##### Fragmento del documento #####

Modernidad o no modernidad, la fe parece gozar de un lugar que la hace inexpugnable frente a los embates de la razón y la evidencia de un mundo cada vez más complejo, vertiginoso, comunicado y dependiente de la tecnología. Tal vez el movimiento de cambio sea tal, que la necesidad de algo que perdure de manera absoluta se busca de forma obstinada, para detener la vorágine del tiempo. A la par que lo que se desconoce es de tal dimensión, que la ilusión de contar con parámetros fijos y ligados a lo ya sabido alimenta una suerte de pereza intelectual que torna obvias cuestiones como las guerras, las hambrunas, las muertes violentas, las migraciones forzadas, la corrupción de cualquier género, la exclusión, la crueldad e infinidad de otras calamidades provocadas por el hombre, sin una mayor reflexión con respecto a las causas.

##### Sección de datos #####

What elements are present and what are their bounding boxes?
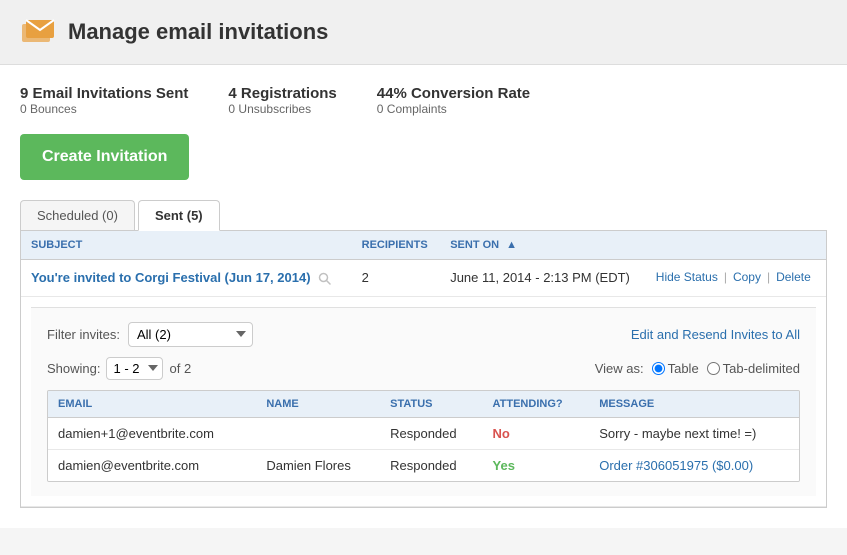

#####

#### Objetivos:
(A) Según el fragmento sobre la fe, ¿frente a qué parece inexpugnable la fe?
(B) Enumera todas las calamidades provocadas por el hombre que el fragmento sobre la fe menciona por su nombre.
(C) Reproduce del fragmento sobre la fe el pasaje que va desde "Modernidad o no" hasta "a las causas.", incluidos ambos.

#### Soluciones:
(A) Frente a los embates de la razón y la evidencia de un mundo cada vez más complejo, vertiginoso, comunicado y dependiente de la tecnología.

(B)
- las guerras
- las hambrunas
- las muertes violentas
- las migraciones forzadas
- la corrupción de cualquier género
- la exclusión
- la crueldad

(C)
Modernidad o no modernidad, la fe parece gozar de un lugar que la hace inexpugnable frente a los embates de la razón y la evidencia de un mundo cada vez más complejo, vertiginoso, comunicado y dependiente de la tecnología. Tal vez el movimiento de cambio sea tal, que la necesidad de algo que perdure de manera absoluta se busca de forma obstinada, para detener la vorágine del tiempo. A la par que lo que se desconoce es de tal dimensión, que la ilusión de contar con parámetros fijos y ligados a lo ya sabido alimenta una suerte de pereza intelectual que torna obvias cuestiones como las guerras, las hambrunas, las muertes violentas, las migraciones forzadas, la corrupción de cualquier género, la exclusión, la crueldad e infinidad de otras calamidades provocadas por el hombre, sin una mayor reflexión con respecto a las causas.